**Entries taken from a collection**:

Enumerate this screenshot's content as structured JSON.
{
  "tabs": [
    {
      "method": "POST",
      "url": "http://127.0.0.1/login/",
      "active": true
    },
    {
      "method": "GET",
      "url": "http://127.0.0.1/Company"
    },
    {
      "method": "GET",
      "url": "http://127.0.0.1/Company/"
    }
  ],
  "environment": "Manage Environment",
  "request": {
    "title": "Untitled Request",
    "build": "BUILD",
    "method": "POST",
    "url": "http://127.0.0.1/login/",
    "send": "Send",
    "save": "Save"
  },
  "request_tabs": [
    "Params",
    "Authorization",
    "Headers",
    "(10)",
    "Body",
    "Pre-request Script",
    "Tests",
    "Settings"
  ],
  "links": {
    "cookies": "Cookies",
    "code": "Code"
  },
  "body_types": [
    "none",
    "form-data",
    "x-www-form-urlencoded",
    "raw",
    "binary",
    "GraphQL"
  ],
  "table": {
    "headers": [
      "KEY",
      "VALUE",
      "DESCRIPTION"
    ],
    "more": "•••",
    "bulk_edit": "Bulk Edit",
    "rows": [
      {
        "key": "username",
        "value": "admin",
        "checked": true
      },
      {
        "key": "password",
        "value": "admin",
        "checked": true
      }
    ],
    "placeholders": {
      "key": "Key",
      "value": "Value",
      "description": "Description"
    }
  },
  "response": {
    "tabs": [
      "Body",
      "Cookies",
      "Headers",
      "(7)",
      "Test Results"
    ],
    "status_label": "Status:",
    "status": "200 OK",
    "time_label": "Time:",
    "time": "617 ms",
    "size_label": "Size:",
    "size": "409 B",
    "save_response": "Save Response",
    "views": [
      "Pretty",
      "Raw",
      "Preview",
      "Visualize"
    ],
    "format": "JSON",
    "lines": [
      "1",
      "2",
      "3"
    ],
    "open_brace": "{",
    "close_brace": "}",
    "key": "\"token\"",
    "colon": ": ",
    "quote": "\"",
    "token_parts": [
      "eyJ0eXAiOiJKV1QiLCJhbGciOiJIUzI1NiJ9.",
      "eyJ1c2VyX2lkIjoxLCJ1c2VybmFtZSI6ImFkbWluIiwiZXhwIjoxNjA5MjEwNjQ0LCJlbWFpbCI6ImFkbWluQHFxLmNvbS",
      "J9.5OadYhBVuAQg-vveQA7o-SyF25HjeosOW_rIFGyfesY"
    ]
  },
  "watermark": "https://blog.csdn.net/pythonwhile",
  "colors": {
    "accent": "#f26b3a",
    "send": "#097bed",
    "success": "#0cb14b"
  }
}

**Work required**: List every line above that contains the word "JSON".

**Final result**:
Enumerate this screenshot's content as structured JSON.
    "format": "JSON",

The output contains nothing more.